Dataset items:
◇ ◇ ◇

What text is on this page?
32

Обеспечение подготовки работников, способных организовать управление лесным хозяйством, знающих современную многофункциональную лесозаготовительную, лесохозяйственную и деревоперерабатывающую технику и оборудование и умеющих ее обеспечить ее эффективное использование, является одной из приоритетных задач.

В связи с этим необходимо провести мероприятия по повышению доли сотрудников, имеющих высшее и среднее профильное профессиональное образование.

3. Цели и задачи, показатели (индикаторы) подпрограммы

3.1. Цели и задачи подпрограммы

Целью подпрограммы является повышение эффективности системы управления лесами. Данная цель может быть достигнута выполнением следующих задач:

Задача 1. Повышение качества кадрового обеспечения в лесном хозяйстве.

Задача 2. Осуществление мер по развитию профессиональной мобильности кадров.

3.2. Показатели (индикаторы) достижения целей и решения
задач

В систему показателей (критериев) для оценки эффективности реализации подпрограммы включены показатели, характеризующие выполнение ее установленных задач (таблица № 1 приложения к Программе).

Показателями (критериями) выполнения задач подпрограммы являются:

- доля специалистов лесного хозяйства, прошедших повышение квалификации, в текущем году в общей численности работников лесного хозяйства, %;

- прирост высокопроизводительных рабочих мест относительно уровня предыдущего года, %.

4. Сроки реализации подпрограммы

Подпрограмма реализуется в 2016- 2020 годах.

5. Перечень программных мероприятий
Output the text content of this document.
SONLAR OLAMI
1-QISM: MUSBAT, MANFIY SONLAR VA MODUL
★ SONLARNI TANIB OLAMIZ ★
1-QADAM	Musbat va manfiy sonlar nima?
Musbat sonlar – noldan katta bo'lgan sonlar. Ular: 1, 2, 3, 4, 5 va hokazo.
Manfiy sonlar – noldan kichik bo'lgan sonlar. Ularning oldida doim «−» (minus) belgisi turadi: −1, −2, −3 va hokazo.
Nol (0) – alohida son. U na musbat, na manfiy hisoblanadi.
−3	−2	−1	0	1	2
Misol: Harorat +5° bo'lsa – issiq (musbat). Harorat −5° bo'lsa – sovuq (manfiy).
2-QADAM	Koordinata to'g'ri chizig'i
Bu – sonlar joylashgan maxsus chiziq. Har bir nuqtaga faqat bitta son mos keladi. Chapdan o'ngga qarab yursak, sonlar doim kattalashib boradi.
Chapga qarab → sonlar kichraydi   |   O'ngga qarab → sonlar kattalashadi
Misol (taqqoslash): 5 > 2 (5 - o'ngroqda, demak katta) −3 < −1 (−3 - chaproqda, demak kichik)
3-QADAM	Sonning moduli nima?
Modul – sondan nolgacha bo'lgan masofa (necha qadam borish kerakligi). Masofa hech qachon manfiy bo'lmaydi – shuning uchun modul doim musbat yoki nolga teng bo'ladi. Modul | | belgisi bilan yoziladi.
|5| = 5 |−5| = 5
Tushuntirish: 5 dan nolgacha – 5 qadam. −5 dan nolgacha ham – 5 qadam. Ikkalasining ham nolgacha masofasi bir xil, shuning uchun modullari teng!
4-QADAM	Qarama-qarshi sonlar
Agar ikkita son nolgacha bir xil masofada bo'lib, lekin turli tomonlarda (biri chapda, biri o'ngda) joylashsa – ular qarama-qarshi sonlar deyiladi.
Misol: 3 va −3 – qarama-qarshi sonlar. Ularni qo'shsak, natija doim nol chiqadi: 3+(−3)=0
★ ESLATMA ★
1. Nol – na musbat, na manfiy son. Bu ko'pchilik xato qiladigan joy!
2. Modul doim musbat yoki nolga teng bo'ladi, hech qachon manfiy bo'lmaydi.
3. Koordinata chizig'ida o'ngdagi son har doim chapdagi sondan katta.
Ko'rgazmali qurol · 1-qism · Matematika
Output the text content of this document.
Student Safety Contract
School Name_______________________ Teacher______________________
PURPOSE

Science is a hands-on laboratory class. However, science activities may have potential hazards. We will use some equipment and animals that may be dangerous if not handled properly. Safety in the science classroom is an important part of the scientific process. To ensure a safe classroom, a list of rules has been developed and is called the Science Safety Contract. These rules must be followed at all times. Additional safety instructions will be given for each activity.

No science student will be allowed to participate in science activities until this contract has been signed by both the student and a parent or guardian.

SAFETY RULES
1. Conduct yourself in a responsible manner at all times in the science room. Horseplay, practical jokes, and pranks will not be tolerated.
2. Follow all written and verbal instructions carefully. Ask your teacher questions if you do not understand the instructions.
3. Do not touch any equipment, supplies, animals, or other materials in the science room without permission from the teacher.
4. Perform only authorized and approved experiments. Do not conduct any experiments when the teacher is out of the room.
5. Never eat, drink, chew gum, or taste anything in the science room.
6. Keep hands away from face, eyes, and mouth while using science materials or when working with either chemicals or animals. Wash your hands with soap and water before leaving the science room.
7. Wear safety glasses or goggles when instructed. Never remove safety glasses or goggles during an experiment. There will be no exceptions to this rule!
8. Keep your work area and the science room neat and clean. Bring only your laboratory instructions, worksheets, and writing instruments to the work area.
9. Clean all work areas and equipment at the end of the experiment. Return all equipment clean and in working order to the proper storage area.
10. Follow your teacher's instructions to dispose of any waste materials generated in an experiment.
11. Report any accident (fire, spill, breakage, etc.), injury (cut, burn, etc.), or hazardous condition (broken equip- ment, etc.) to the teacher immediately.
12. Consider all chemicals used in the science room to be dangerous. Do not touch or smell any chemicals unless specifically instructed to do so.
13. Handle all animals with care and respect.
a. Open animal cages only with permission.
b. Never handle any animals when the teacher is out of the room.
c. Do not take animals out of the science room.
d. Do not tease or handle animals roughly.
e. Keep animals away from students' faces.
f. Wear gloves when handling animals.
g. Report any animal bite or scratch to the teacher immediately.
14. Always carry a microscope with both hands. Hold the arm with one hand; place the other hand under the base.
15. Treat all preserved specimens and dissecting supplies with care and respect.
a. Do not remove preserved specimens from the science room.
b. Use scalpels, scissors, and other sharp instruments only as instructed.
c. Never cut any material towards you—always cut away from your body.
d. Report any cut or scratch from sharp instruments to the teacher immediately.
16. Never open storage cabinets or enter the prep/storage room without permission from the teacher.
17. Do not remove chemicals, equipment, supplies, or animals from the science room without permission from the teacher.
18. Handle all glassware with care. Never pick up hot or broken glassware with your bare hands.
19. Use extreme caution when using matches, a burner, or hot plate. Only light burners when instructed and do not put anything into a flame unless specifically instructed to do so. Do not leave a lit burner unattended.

◇ ◇ ◇

**Stated exercise**
Count each line where the string "broken" occurs, and write only the number.

**Exercise answer**
2